[[ PROVIDED TEXT, beginning ]]

    He unpacks his philosophy of using dials, not switches, to transition between roles. Morning is ruthlessly selfish optimization time. Workday is fully mission‑focused. Evenings are protected family time supported by a 12‑minute car decompression ritual and a fixed 20‑minute walk with his wife.

  5. 46:20 – 1:01:40

    Phones, Social Media, and Negative Bandwidth Theft

    Huberman and Shipley examine how phones and social media hijack attention, mood, and context. Shipley details strict rules to avoid early‑day exposure to negativity and to shield performance windows from distracting or upsetting information.

  6. 1:01:40 – 1:28:20

    Choosing Fitness Over Excuses and the Cost of Letting Go

    The discussion turns to why so many veterans and civilians abandon fitness after structured careers, and the cascading costs of that decision physically, mentally, and relationally. Shipley presents fitness as an act of service, not vanity.
[[ PROVIDED TEXT, end ]]
[[ RECORDS SHOWN, beginning ]]
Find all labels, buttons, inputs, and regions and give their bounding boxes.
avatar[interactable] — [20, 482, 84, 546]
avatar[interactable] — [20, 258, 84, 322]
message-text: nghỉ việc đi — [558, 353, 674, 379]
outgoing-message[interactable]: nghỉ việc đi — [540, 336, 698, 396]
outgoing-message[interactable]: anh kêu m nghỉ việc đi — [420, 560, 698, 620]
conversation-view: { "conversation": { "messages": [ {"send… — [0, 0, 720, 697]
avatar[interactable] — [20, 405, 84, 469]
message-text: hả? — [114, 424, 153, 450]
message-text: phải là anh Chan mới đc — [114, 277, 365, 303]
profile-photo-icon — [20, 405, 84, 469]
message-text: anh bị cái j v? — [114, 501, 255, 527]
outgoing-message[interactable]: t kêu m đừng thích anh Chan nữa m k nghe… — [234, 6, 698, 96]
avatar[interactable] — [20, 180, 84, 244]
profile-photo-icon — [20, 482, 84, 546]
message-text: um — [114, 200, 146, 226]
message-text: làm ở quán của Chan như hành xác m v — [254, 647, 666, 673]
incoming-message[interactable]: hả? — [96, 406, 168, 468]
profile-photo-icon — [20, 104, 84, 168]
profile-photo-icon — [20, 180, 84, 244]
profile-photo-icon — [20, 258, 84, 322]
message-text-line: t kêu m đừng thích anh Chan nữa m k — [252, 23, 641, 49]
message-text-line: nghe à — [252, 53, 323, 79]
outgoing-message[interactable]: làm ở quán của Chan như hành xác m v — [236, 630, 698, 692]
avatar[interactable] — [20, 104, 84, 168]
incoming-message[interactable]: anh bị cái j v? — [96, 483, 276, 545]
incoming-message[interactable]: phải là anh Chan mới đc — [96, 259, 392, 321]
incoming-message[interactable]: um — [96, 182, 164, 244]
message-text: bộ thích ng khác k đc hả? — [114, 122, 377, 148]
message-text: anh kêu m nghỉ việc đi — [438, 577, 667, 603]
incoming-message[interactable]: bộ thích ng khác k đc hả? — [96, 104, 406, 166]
[[ RECORDS SHOWN, end ]]
INSTRUCTIONS FOR THE TASK ::
Copy out the Huberman and Shipley text in full, word for word. Rely only on the Huberman and Shipley text, not on the data.

TASK SOLUTION ::

    He unpacks his philosophy of using dials, not switches, to transition between roles. Morning is ruthlessly selfish optimization time. Workday is fully mission‑focused. Evenings are protected family time supported by a 12‑minute car decompression ritual and a fixed 20‑minute walk with his wife.

  5. 46:20 – 1:01:40

    Phones, Social Media, and Negative Bandwidth Theft

    Huberman and Shipley examine how phones and social media hijack attention, mood, and context. Shipley details strict rules to avoid early‑day exposure to negativity and to shield performance windows from distracting or upsetting information.

  6. 1:01:40 – 1:28:20

    Choosing Fitness Over Excuses and the Cost of Letting Go

    The discussion turns to why so many veterans and civilians abandon fitness after structured careers, and the cascading costs of that decision physically, mentally, and relationally. Shipley presents fitness as an act of service, not vanity.